> _Exercise prompt_
Count, in the entries, the lines with "this". Answer with the number only.

> _Data_
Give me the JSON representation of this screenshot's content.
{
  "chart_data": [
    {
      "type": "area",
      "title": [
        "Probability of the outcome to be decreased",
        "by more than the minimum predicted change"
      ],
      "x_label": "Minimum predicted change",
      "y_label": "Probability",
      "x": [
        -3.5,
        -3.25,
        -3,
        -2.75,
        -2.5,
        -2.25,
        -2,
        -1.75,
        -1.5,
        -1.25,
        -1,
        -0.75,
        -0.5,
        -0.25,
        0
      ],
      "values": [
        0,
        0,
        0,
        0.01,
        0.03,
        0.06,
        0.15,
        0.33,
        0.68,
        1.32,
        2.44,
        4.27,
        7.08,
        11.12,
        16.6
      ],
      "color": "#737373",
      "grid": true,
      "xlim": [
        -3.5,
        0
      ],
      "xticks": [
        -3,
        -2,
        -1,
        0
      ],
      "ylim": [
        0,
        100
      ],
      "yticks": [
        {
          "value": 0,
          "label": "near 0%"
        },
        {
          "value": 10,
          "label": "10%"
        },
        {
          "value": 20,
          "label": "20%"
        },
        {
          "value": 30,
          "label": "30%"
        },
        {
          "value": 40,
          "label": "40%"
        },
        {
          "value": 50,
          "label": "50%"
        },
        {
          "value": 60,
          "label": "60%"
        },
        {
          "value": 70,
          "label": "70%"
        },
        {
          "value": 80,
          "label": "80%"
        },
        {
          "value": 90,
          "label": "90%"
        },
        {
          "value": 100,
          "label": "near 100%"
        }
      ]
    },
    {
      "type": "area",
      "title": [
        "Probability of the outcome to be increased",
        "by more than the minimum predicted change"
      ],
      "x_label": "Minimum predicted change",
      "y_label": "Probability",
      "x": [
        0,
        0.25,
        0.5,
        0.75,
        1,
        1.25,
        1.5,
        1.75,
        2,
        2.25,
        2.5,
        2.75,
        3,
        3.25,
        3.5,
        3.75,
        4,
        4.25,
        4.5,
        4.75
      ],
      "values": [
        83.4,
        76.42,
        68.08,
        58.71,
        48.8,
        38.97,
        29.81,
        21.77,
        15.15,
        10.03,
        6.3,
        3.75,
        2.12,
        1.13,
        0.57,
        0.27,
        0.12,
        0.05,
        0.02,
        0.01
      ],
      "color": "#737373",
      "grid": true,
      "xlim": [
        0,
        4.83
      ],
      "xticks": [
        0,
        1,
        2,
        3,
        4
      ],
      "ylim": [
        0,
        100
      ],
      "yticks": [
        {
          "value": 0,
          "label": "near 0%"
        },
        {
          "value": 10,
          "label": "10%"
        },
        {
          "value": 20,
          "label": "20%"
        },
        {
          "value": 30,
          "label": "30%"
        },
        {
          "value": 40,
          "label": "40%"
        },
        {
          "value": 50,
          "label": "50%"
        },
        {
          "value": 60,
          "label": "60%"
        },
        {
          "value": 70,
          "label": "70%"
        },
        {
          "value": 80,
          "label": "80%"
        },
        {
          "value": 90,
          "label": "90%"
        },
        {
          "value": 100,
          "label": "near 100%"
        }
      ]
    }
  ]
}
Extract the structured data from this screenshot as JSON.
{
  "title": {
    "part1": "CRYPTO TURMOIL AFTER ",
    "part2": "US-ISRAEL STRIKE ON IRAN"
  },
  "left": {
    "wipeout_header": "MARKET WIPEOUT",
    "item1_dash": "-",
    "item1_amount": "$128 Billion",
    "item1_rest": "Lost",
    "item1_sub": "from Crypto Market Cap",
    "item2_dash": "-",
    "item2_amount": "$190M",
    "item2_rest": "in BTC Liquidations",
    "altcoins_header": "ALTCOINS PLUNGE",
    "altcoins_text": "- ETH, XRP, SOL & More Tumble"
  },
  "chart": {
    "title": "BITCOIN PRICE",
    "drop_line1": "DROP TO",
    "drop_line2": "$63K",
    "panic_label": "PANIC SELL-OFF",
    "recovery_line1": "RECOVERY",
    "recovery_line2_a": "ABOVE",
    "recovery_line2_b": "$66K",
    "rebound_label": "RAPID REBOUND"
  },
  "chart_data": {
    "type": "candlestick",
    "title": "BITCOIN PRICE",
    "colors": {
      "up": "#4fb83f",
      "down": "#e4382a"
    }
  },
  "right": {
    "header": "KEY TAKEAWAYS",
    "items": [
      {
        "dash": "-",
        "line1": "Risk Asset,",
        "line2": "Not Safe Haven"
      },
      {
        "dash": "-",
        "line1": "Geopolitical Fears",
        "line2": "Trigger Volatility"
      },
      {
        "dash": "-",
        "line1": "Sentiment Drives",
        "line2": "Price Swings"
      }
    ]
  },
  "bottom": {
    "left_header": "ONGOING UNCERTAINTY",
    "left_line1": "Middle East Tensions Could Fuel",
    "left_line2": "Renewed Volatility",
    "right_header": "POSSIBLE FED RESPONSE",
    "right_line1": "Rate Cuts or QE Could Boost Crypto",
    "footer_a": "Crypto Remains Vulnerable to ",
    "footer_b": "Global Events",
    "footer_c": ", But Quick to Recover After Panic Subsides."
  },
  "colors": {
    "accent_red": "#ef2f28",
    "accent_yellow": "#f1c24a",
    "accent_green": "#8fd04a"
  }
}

> _Final answer_
2